### Short problem
Retype everything in the listing, leaving each line exactly as it is.

### Provided records
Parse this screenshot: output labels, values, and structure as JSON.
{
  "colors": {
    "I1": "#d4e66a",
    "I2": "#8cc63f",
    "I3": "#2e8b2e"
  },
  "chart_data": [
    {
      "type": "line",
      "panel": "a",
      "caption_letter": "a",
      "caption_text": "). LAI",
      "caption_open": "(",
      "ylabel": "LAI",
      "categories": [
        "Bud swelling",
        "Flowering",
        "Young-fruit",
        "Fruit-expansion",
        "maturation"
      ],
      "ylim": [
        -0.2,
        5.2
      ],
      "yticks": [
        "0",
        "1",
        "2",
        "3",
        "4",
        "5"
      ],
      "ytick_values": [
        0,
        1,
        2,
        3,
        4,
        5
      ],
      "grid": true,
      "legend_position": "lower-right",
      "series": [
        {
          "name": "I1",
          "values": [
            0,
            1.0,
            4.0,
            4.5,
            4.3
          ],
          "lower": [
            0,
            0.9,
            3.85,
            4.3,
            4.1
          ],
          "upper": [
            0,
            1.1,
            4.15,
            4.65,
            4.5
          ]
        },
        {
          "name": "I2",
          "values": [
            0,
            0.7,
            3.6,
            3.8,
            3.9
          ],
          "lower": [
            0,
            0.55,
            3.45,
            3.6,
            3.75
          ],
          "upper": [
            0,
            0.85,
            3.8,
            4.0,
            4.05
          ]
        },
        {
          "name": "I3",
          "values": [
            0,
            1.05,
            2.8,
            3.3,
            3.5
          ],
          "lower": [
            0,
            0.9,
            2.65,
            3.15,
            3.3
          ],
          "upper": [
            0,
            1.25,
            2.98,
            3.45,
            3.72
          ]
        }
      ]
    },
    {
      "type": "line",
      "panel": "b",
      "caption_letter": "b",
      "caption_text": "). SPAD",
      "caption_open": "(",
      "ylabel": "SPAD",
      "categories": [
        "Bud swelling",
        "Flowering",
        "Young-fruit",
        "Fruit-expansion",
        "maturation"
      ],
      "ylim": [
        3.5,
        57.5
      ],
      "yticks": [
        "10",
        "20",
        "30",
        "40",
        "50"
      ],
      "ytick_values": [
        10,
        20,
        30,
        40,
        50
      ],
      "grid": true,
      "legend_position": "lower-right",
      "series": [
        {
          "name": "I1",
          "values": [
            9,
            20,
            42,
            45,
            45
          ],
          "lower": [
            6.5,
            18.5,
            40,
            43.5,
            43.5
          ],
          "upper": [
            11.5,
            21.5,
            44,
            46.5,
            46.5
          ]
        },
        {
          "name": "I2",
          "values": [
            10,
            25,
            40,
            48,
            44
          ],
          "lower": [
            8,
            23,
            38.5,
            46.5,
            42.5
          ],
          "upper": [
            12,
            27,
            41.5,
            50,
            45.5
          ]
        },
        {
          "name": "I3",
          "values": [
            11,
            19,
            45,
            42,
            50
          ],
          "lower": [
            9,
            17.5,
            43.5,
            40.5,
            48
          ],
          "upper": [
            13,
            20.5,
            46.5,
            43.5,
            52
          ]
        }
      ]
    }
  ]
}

### Exercise result
Parse this screenshot: output labels, values, and structure as JSON.
{
  "colors": {
    "I1": "#d4e66a",
    "I2": "#8cc63f",
    "I3": "#2e8b2e"
  },
  "chart_data": [
    {
      "type": "line",
      "panel": "a",
      "caption_letter": "a",
      "caption_text": "). LAI",
      "caption_open": "(",
      "ylabel": "LAI",
      "categories": [
        "Bud swelling",
        "Flowering",
        "Young-fruit",
        "Fruit-expansion",
        "maturation"
      ],
      "ylim": [
        -0.2,
        5.2
      ],
      "yticks": [
        "0",
        "1",
        "2",
        "3",
        "4",
        "5"
      ],
      "ytick_values": [
        0,
        1,
        2,
        3,
        4,
        5
      ],
      "grid": true,
      "legend_position": "lower-right",
      "series": [
        {
          "name": "I1",
          "values": [
            0,
            1.0,
            4.0,
            4.5,
            4.3
          ],
          "lower": [
            0,
            0.9,
            3.85,
            4.3,
            4.1
          ],
          "upper": [
            0,
            1.1,
            4.15,
            4.65,
            4.5
          ]
        },
        {
          "name": "I2",
          "values": [
            0,
            0.7,
            3.6,
            3.8,
            3.9
          ],
          "lower": [
            0,
            0.55,
            3.45,
            3.6,
            3.75
          ],
          "upper": [
            0,
            0.85,
            3.8,
            4.0,
            4.05
          ]
        },
        {
          "name": "I3",
          "values": [
            0,
            1.05,
            2.8,
            3.3,
            3.5
          ],
          "lower": [
            0,
            0.9,
            2.65,
            3.15,
            3.3
          ],
          "upper": [
            0,
            1.25,
            2.98,
            3.45,
            3.72
          ]
        }
      ]
    },
    {
      "type": "line",
      "panel": "b",
      "caption_letter": "b",
      "caption_text": "). SPAD",
      "caption_open": "(",
      "ylabel": "SPAD",
      "categories": [
        "Bud swelling",
        "Flowering",
        "Young-fruit",
        "Fruit-expansion",
        "maturation"
      ],
      "ylim": [
        3.5,
        57.5
      ],
      "yticks": [
        "10",
        "20",
        "30",
        "40",
        "50"
      ],
      "ytick_values": [
        10,
        20,
        30,
        40,
        50
      ],
      "grid": true,
      "legend_position": "lower-right",
      "series": [
        {
          "name": "I1",
          "values": [
            9,
            20,
            42,
            45,
            45
          ],
          "lower": [
            6.5,
            18.5,
            40,
            43.5,
            43.5
          ],
          "upper": [
            11.5,
            21.5,
            44,
            46.5,
            46.5
          ]
        },
        {
          "name": "I2",
          "values": [
            10,
            25,
            40,
            48,
            44
          ],
          "lower": [
            8,
            23,
            38.5,
            46.5,
            42.5
          ],
          "upper": [
            12,
            27,
            41.5,
            50,
            45.5
          ]
        },
        {
          "name": "I3",
          "values": [
            11,
            19,
            45,
            42,
            50
          ],
          "lower": [
            9,
            17.5,
            43.5,
            40.5,
            48
          ],
          "upper": [
            13,
            20.5,
            46.5,
            43.5,
            52
          ]
        }
      ]
    }
  ]
}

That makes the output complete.